## EXCERPTED DATA:
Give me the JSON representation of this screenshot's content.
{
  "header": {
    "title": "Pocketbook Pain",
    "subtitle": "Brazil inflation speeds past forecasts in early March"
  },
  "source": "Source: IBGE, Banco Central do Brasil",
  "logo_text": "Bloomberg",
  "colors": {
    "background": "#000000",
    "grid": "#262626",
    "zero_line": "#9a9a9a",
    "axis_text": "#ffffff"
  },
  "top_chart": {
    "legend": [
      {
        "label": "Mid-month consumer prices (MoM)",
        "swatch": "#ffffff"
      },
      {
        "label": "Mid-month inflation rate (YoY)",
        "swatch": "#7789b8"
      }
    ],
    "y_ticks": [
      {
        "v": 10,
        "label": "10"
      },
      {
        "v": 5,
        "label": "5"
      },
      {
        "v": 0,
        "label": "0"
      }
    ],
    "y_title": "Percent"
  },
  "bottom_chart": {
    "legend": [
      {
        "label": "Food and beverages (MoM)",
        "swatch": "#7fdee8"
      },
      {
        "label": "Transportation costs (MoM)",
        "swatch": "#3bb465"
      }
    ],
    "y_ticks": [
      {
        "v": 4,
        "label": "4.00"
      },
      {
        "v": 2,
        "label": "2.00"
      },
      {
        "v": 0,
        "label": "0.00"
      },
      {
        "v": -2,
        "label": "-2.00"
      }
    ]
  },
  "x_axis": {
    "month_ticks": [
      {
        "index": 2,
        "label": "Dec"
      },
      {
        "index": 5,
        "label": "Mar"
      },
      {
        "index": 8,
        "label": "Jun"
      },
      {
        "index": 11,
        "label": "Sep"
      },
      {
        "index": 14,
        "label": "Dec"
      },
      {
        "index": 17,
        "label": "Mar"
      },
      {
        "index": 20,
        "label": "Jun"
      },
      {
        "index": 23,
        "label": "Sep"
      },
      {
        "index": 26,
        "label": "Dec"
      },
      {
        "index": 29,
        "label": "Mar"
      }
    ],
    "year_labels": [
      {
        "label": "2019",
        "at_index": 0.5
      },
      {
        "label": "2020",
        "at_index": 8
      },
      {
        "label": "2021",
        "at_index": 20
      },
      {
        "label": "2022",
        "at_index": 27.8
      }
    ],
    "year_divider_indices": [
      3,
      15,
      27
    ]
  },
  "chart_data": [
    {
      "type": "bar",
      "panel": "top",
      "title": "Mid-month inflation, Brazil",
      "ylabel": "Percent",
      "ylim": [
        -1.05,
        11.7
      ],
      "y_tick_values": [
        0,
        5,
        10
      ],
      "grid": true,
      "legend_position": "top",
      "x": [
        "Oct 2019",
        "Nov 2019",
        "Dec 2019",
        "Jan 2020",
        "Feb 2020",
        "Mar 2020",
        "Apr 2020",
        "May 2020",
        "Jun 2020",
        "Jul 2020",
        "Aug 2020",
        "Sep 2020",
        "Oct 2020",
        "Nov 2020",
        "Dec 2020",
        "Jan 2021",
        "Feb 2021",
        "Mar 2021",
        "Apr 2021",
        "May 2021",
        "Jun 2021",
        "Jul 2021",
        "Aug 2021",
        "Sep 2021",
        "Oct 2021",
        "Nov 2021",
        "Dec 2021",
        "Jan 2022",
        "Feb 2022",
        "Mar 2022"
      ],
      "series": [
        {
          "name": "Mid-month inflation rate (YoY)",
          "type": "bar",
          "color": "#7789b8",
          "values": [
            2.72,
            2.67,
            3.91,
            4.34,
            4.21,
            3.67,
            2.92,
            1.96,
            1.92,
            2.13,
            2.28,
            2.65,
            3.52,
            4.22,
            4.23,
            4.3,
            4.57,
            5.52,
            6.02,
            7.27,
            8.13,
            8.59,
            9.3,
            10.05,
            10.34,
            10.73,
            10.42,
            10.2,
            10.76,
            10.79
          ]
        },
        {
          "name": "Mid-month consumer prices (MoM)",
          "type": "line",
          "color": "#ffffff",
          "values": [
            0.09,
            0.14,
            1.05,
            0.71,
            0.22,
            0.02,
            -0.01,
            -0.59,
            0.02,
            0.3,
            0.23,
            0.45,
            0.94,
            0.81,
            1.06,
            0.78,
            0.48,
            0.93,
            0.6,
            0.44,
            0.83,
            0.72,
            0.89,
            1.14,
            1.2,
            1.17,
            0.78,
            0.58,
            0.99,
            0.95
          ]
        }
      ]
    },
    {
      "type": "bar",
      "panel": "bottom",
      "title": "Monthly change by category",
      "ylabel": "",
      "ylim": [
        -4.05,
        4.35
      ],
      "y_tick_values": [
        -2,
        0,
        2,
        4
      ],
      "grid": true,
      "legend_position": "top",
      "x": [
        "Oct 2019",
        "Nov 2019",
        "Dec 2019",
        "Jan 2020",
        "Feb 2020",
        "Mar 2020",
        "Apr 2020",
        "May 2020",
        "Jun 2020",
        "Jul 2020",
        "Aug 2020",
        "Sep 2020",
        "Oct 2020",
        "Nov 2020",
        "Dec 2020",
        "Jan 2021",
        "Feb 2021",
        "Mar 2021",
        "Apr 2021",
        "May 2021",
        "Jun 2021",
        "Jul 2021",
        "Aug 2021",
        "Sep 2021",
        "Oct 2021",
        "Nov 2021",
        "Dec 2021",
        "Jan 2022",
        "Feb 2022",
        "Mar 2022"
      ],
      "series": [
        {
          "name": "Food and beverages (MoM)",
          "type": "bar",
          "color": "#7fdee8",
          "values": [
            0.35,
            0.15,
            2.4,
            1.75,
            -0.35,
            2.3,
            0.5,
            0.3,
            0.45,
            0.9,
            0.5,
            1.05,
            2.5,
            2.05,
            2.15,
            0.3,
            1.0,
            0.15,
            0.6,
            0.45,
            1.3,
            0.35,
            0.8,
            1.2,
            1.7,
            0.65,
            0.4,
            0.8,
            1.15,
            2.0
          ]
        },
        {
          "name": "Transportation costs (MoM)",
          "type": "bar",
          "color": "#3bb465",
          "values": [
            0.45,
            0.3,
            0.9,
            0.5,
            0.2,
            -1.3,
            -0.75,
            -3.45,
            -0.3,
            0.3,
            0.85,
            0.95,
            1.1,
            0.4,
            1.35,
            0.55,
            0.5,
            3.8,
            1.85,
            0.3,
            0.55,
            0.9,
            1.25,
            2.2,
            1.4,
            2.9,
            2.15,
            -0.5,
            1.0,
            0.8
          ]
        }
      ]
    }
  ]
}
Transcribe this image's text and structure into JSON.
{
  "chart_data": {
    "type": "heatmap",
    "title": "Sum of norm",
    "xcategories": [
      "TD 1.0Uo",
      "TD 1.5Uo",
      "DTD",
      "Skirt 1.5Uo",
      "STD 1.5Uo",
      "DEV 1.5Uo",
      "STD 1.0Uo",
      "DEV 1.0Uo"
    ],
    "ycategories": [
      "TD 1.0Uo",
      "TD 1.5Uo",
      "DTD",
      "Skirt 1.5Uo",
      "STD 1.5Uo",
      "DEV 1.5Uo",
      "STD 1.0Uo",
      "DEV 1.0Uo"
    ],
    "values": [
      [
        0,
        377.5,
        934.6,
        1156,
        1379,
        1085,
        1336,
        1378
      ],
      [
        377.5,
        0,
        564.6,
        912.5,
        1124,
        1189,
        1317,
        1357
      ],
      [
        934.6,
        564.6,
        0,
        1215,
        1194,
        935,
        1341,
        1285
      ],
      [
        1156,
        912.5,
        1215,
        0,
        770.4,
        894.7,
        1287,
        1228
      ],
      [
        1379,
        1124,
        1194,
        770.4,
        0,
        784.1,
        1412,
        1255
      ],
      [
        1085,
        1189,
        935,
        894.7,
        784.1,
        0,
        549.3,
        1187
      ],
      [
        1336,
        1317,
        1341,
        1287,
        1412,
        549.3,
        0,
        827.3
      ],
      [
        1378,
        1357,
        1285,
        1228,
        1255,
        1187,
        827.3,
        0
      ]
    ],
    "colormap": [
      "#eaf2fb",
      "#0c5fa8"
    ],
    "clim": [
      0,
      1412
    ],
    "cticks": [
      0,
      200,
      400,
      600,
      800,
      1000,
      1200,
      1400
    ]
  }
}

## THE TASK:
Look through the entries above and report each line where the string "costs" occurs.

## THE RESULT:
        "label": "Transportation costs (MoM)",
          "name": "Transportation costs (MoM)",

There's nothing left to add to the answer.